Records from a collection of figures:
--- --- ---

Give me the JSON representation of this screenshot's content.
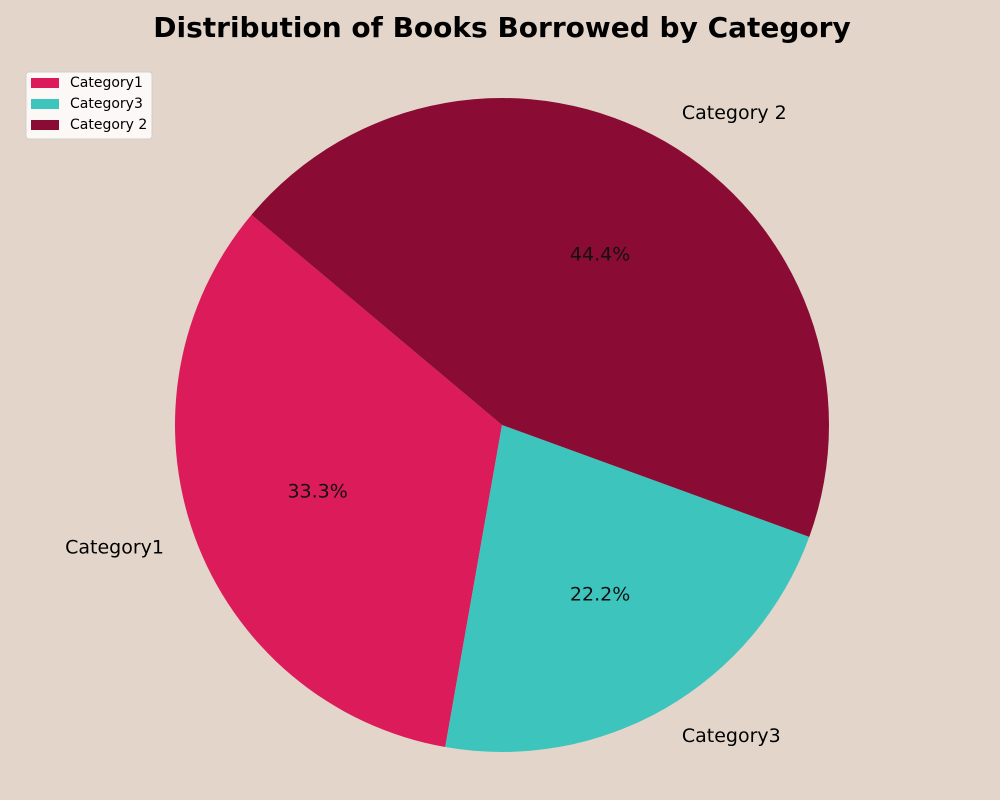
{
  "chart_data": {
    "type": "pie",
    "title": "Distribution of Books Borrowed by Category",
    "start_angle_deg": 140,
    "direction": "counterclockwise",
    "slices": [
      {
        "label": "Category1",
        "value": 33.3,
        "pct_label": "33.3%",
        "color": "#db1b5a"
      },
      {
        "label": "Category3",
        "value": 22.2,
        "pct_label": "22.2%",
        "color": "#3cc4bd"
      },
      {
        "label": "Category 2",
        "value": 44.4,
        "pct_label": "44.4%",
        "color": "#8a0b33"
      }
    ],
    "legend": {
      "placement": "top-left",
      "entries": [
        "Category1",
        "Category3",
        "Category 2"
      ]
    }
  }
}
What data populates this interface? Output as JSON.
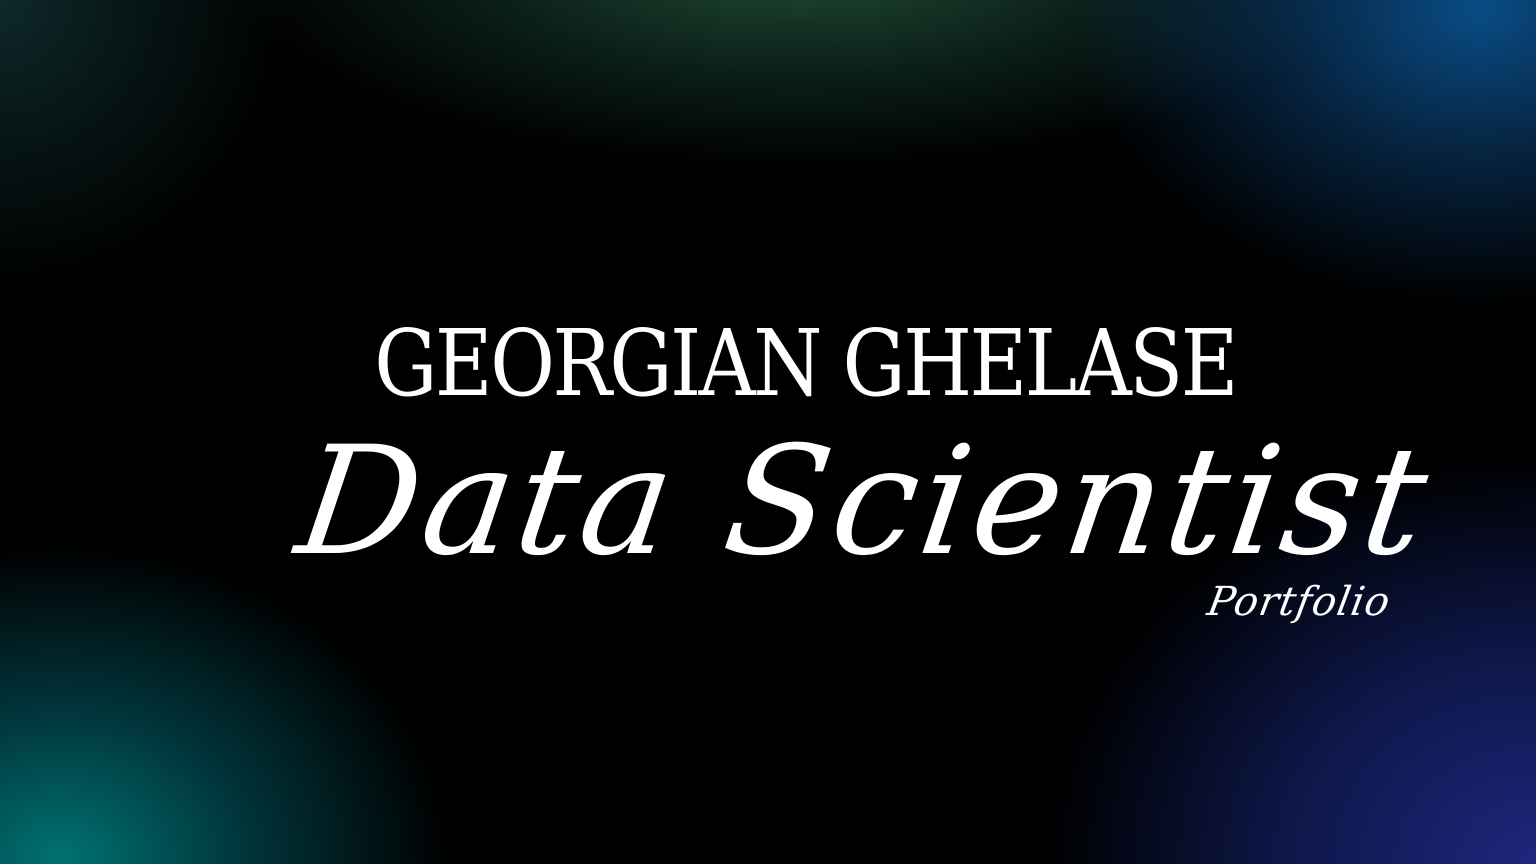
{
  "hero": {
    "name": "GEORGIAN GHELASE",
    "title": "Data Scientist",
    "tagline": "Portfolio"
  },
  "colors": {
    "background": "#000000",
    "text": "#ffffff",
    "glow_bottom_left": "#007878",
    "glow_bottom_right": "#1e2882",
    "glow_top_right": "#0a508c",
    "glow_top_center": "#285a3c"
  }
}
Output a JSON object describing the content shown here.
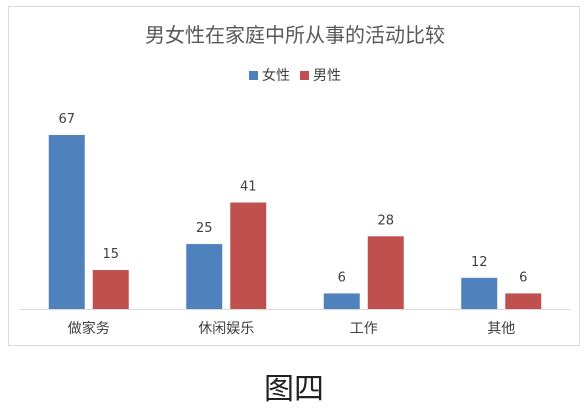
{
  "figure_caption": "图四",
  "colors": {
    "female": "#4f81bd",
    "male": "#c0504d",
    "axis": "#d9d9d9",
    "label": "#404040"
  },
  "chart_data": {
    "type": "bar",
    "title": "男女性在家庭中所从事的活动比较",
    "categories": [
      "做家务",
      "休闲娱乐",
      "工作",
      "其他"
    ],
    "series": [
      {
        "name": "女性",
        "values": [
          67,
          25,
          6,
          12
        ]
      },
      {
        "name": "男性",
        "values": [
          15,
          41,
          28,
          6
        ]
      }
    ],
    "ylim": [
      0,
      70
    ],
    "grid": false,
    "legend_position": "top",
    "data_labels": true
  }
}
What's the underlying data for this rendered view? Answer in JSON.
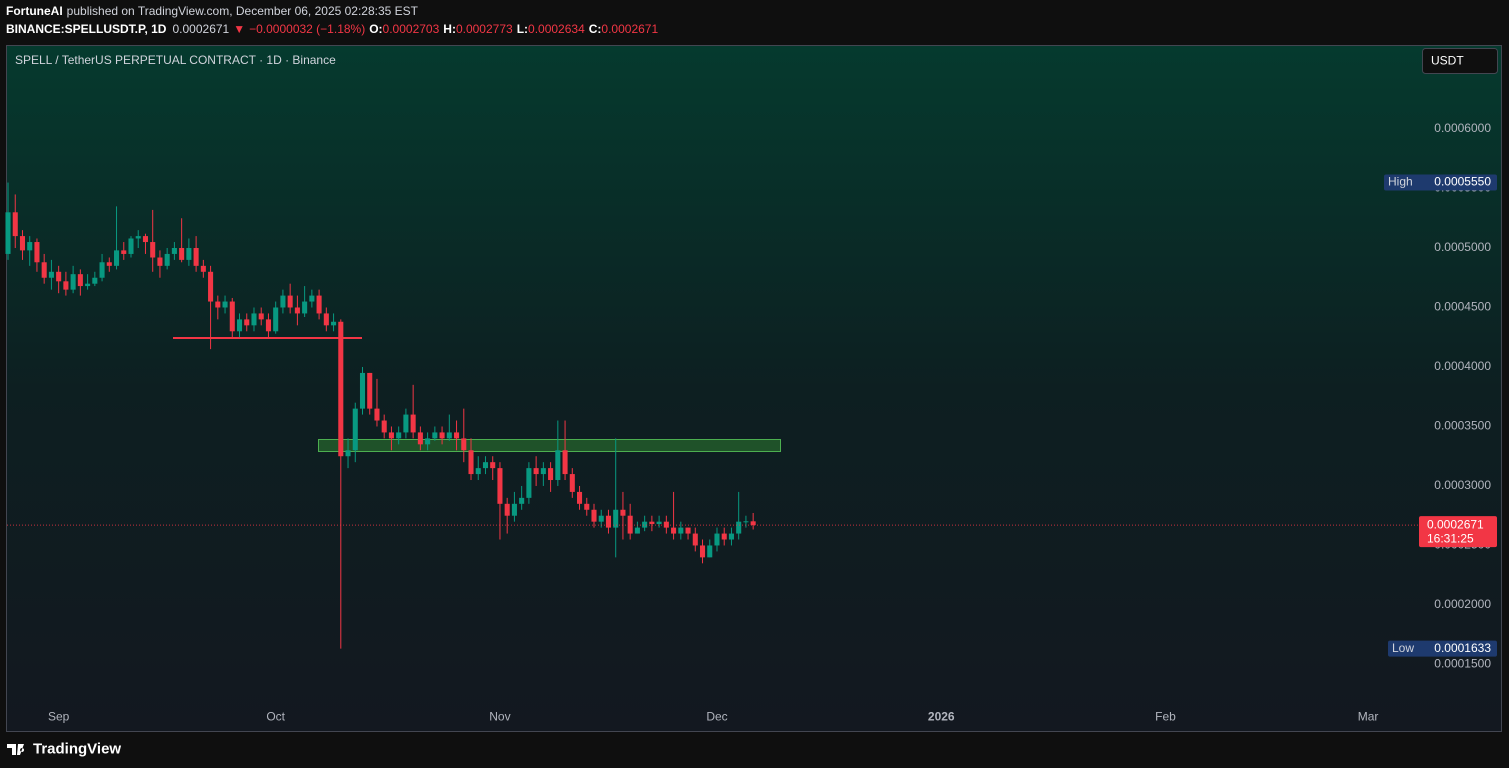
{
  "header": {
    "author": "FortuneAI",
    "published": "published on TradingView.com, December 06, 2025 02:28:35 EST",
    "symbol": "BINANCE:SPELLUSDT.P, 1D",
    "last": "0.0002671",
    "arrow": "▼",
    "change": "−0.0000032 (−1.18%)",
    "o_label": "O:",
    "o": "0.0002703",
    "h_label": "H:",
    "h": "0.0002773",
    "l_label": "L:",
    "l": "0.0002634",
    "c_label": "C:",
    "c": "0.0002671"
  },
  "currency_button": "USDT",
  "footer": {
    "brand": "TradingView"
  },
  "chart_data": {
    "type": "candlestick",
    "title": "SPELL / TetherUS PERPETUAL CONTRACT · 1D · Binance",
    "up_color": "#089981",
    "down_color": "#f23645",
    "grid": false,
    "open": [
      0.000495,
      0.00053,
      0.00051,
      0.000498,
      0.000505,
      0.000488,
      0.000475,
      0.00048,
      0.000472,
      0.000465,
      0.000478,
      0.000468,
      0.00047,
      0.000475,
      0.000488,
      0.000485,
      0.000498,
      0.000495,
      0.000508,
      0.00051,
      0.000505,
      0.000492,
      0.000485,
      0.000495,
      0.0005,
      0.00049,
      0.0005,
      0.000485,
      0.00048,
      0.000455,
      0.00045,
      0.000455,
      0.00043,
      0.00044,
      0.000435,
      0.000445,
      0.00044,
      0.00043,
      0.00045,
      0.00046,
      0.00045,
      0.000445,
      0.000455,
      0.00046,
      0.000445,
      0.000435,
      0.000438,
      0.000325,
      0.00033,
      0.000365,
      0.000395,
      0.000365,
      0.000355,
      0.000345,
      0.00034,
      0.000345,
      0.00036,
      0.000345,
      0.000335,
      0.00034,
      0.000345,
      0.00034,
      0.000345,
      0.00034,
      0.00033,
      0.00031,
      0.000315,
      0.00032,
      0.000315,
      0.000285,
      0.000275,
      0.000285,
      0.00029,
      0.000315,
      0.00031,
      0.000315,
      0.000305,
      0.00033,
      0.00031,
      0.000295,
      0.000285,
      0.00028,
      0.00027,
      0.000275,
      0.000265,
      0.00028,
      0.000275,
      0.00026,
      0.000265,
      0.00027,
      0.000268,
      0.00027,
      0.000265,
      0.00026,
      0.000265,
      0.00026,
      0.00025,
      0.00024,
      0.00025,
      0.00026,
      0.000255,
      0.00026,
      0.00027,
      0.0002703
    ],
    "high": [
      0.000555,
      0.000545,
      0.000515,
      0.00051,
      0.000508,
      0.000495,
      0.00049,
      0.000485,
      0.00048,
      0.000485,
      0.000482,
      0.000478,
      0.00048,
      0.000495,
      0.000492,
      0.000535,
      0.000505,
      0.00051,
      0.000515,
      0.000512,
      0.000532,
      0.000498,
      0.0005,
      0.000505,
      0.000525,
      0.000508,
      0.00051,
      0.00049,
      0.000485,
      0.00046,
      0.00046,
      0.000458,
      0.000445,
      0.000445,
      0.00045,
      0.00045,
      0.000445,
      0.000455,
      0.000465,
      0.00047,
      0.00046,
      0.000468,
      0.000465,
      0.000465,
      0.00045,
      0.000445,
      0.00044,
      0.00034,
      0.00037,
      0.0004,
      0.000395,
      0.00039,
      0.00036,
      0.00035,
      0.00035,
      0.000365,
      0.000385,
      0.00035,
      0.000345,
      0.00035,
      0.00035,
      0.00036,
      0.000355,
      0.000365,
      0.00034,
      0.000325,
      0.000325,
      0.000325,
      0.00032,
      0.00029,
      0.000295,
      0.0003,
      0.00032,
      0.000325,
      0.00032,
      0.00032,
      0.000355,
      0.000355,
      0.000315,
      0.0003,
      0.00029,
      0.000285,
      0.00028,
      0.00028,
      0.00034,
      0.000295,
      0.000285,
      0.00027,
      0.000275,
      0.000275,
      0.000275,
      0.000275,
      0.000295,
      0.00027,
      0.000265,
      0.000265,
      0.000255,
      0.000255,
      0.000265,
      0.000265,
      0.000265,
      0.000295,
      0.000275,
      0.0002773
    ],
    "low": [
      0.00049,
      0.0005,
      0.00049,
      0.000485,
      0.00048,
      0.00047,
      0.000465,
      0.000462,
      0.00046,
      0.000462,
      0.00046,
      0.000465,
      0.000468,
      0.000472,
      0.00048,
      0.000482,
      0.00049,
      0.000492,
      0.0005,
      0.000495,
      0.00048,
      0.000475,
      0.000482,
      0.00049,
      0.000488,
      0.000485,
      0.00048,
      0.000475,
      0.000415,
      0.00044,
      0.000445,
      0.000425,
      0.000425,
      0.00043,
      0.00043,
      0.000435,
      0.000425,
      0.000428,
      0.000445,
      0.000445,
      0.000435,
      0.000442,
      0.00045,
      0.00044,
      0.00043,
      0.00043,
      0.0001633,
      0.000315,
      0.00032,
      0.00036,
      0.00036,
      0.00035,
      0.00034,
      0.00033,
      0.000335,
      0.00034,
      0.00034,
      0.00033,
      0.00033,
      0.000338,
      0.000335,
      0.000338,
      0.00033,
      0.00032,
      0.000305,
      0.000305,
      0.00031,
      0.000305,
      0.000255,
      0.00026,
      0.00027,
      0.00028,
      0.000285,
      0.0003,
      0.0003,
      0.000295,
      0.0003,
      0.000305,
      0.00029,
      0.00028,
      0.000275,
      0.000265,
      0.000265,
      0.00026,
      0.00024,
      0.000255,
      0.000255,
      0.00026,
      0.000262,
      0.000262,
      0.000265,
      0.00026,
      0.000255,
      0.000255,
      0.000255,
      0.000245,
      0.000235,
      0.00024,
      0.000245,
      0.00025,
      0.00025,
      0.000255,
      0.000265,
      0.0002634
    ],
    "close": [
      0.00053,
      0.00051,
      0.000498,
      0.000505,
      0.000488,
      0.000475,
      0.00048,
      0.000472,
      0.000465,
      0.000478,
      0.000468,
      0.00047,
      0.000475,
      0.000488,
      0.000485,
      0.000498,
      0.000495,
      0.000508,
      0.00051,
      0.000505,
      0.000492,
      0.000485,
      0.000495,
      0.0005,
      0.00049,
      0.0005,
      0.000485,
      0.00048,
      0.000455,
      0.00045,
      0.000455,
      0.00043,
      0.00044,
      0.000435,
      0.000445,
      0.00044,
      0.00043,
      0.00045,
      0.00046,
      0.00045,
      0.000445,
      0.000455,
      0.00046,
      0.000445,
      0.000435,
      0.000438,
      0.000325,
      0.00033,
      0.000365,
      0.000395,
      0.000365,
      0.000355,
      0.000345,
      0.00034,
      0.000345,
      0.00036,
      0.000345,
      0.000335,
      0.00034,
      0.000345,
      0.00034,
      0.000345,
      0.00034,
      0.00033,
      0.00031,
      0.000315,
      0.00032,
      0.000315,
      0.000285,
      0.000275,
      0.000285,
      0.00029,
      0.000315,
      0.00031,
      0.000315,
      0.000305,
      0.00033,
      0.00031,
      0.000295,
      0.000285,
      0.00028,
      0.00027,
      0.000275,
      0.000265,
      0.00028,
      0.000275,
      0.00026,
      0.000265,
      0.00027,
      0.000268,
      0.00027,
      0.000265,
      0.00026,
      0.000265,
      0.00026,
      0.00025,
      0.00024,
      0.00025,
      0.00026,
      0.000255,
      0.00026,
      0.00027,
      0.0002703,
      0.0002671
    ],
    "xlim": [
      -0.14,
      194.9
    ],
    "xticks": [
      {
        "value": 7,
        "label": "Sep"
      },
      {
        "value": 37,
        "label": "Oct"
      },
      {
        "value": 68,
        "label": "Nov"
      },
      {
        "value": 98,
        "label": "Dec"
      },
      {
        "value": 129,
        "label": "2026"
      },
      {
        "value": 160,
        "label": "Feb"
      },
      {
        "value": 188,
        "label": "Mar"
      }
    ],
    "ylim": [
      0.0001134,
      0.0006706
    ],
    "yticks": [
      {
        "value": 0.00015,
        "label": "0.0001500"
      },
      {
        "value": 0.0002,
        "label": "0.0002000"
      },
      {
        "value": 0.00025,
        "label": "0.0002500"
      },
      {
        "value": 0.0003,
        "label": "0.0003000"
      },
      {
        "value": 0.00035,
        "label": "0.0003500"
      },
      {
        "value": 0.0004,
        "label": "0.0004000"
      },
      {
        "value": 0.00045,
        "label": "0.0004500"
      },
      {
        "value": 0.0005,
        "label": "0.0005000"
      },
      {
        "value": 0.00055,
        "label": "0.0005500"
      },
      {
        "value": 0.0006,
        "label": "0.0006000"
      }
    ],
    "high_tag": {
      "label": "High",
      "value": 0.000555,
      "value_label": "0.0005550"
    },
    "low_tag": {
      "label": "Low",
      "value": 0.0001633,
      "value_label": "0.0001633"
    },
    "last_tag": {
      "value": 0.0002671,
      "value_label": "0.0002671",
      "countdown": "16:31:25"
    }
  }
}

--- --- ---

PROBLEM REQUIREMENTS: Give the number of lines where the string "title" occurs, without any further text.

EXERCISE SOLUTION: 4